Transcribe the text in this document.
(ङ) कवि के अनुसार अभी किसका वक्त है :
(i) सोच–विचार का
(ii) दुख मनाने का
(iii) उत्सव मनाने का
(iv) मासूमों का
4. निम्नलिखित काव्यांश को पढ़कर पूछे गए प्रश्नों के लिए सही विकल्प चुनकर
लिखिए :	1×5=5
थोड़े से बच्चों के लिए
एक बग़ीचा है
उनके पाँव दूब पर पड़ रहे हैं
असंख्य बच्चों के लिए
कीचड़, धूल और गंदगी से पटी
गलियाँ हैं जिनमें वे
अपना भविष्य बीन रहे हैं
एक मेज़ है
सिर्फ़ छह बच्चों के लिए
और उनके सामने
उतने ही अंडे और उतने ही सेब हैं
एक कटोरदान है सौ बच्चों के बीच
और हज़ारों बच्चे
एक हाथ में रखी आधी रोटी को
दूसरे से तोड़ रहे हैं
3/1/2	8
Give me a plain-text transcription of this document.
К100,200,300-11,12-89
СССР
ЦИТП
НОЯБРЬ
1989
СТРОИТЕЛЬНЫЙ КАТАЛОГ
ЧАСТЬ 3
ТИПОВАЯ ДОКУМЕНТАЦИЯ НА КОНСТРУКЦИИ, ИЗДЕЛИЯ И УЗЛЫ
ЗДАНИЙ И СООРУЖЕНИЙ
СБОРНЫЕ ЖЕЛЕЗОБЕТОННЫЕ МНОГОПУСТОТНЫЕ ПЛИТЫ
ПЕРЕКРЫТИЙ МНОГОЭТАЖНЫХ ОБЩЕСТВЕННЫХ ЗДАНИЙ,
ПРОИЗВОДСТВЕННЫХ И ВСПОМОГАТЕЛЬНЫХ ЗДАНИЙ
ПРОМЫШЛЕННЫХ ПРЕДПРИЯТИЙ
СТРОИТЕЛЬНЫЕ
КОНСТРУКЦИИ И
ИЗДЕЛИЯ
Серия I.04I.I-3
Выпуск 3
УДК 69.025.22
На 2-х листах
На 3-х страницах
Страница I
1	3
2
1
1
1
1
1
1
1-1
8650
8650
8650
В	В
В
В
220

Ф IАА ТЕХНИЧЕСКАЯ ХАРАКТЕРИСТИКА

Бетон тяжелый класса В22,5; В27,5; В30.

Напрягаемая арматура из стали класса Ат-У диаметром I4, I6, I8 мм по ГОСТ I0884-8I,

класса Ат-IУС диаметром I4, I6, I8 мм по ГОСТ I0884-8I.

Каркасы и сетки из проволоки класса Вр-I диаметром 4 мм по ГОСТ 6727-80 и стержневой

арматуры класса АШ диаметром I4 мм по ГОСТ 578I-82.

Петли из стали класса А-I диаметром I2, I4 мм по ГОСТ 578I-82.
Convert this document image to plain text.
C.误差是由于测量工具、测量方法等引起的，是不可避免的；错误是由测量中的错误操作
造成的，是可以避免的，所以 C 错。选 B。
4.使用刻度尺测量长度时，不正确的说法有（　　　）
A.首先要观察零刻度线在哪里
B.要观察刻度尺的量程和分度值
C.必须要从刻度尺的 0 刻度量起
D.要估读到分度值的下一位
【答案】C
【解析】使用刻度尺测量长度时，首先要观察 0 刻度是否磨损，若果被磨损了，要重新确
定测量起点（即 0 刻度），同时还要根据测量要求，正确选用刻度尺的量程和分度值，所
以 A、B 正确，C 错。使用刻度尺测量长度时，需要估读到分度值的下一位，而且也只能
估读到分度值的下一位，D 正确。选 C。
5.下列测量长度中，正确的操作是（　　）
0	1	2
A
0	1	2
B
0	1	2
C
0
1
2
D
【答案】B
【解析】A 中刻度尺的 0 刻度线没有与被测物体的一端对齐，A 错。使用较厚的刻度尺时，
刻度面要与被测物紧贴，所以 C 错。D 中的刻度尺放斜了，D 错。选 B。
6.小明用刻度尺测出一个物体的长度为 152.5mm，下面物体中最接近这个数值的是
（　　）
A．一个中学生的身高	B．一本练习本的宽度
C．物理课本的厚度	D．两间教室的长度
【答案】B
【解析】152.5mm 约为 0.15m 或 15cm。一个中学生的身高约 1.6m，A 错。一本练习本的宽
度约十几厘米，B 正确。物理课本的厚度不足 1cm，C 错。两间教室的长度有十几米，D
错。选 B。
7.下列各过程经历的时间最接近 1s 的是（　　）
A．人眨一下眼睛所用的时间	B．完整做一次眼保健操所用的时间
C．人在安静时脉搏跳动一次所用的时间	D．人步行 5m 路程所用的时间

• • •

Written exercise
Pick out the lines above that hold the string "plain" and show them.

The completed task
Give me a plain-text transcription of this document.
Convert this document image to plain text.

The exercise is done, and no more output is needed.